>> Start INPUT FOR THIS TASK
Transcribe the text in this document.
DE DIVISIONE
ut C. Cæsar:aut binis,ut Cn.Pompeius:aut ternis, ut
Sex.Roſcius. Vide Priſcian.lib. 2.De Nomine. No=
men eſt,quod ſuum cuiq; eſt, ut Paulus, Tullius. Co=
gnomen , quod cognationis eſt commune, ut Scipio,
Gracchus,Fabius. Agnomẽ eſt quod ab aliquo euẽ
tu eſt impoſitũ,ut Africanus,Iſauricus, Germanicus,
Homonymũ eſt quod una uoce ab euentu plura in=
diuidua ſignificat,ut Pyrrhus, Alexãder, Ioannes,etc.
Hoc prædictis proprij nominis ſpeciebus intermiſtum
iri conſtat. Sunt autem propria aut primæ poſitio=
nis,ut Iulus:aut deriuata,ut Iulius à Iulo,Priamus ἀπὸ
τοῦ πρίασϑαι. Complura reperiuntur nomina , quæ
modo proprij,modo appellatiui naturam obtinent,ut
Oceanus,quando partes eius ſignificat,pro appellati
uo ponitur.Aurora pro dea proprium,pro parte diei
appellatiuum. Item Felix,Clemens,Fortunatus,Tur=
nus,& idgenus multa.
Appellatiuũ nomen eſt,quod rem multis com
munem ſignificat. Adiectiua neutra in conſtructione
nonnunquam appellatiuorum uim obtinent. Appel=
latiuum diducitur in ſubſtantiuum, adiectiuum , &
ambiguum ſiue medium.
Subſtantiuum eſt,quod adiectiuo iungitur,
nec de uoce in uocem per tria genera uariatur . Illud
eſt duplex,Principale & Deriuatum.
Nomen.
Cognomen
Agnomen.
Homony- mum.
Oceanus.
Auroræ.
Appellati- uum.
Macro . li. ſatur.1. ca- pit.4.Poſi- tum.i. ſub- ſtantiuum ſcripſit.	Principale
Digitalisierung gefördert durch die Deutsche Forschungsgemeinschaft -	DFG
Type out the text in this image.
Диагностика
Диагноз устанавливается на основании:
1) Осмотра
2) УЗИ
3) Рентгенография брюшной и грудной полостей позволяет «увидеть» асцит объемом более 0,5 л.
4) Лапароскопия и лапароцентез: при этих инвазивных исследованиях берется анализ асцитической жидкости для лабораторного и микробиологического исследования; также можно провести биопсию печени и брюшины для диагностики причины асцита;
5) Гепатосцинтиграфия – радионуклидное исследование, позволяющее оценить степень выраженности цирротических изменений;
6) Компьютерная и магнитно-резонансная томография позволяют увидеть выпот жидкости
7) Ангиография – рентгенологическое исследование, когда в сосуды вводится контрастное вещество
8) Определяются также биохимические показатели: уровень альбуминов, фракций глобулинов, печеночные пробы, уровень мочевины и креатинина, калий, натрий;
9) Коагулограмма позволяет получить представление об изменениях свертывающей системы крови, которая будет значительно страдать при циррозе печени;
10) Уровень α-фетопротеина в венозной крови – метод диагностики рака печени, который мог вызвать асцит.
>> End INPUT FOR THIS TASK
» WHAT IS BEING ASKED
In the lines above, find each one with "text" and list it.

» EXERCISE OUTPUT
Transcribe the text in this document.
Type out the text in this image.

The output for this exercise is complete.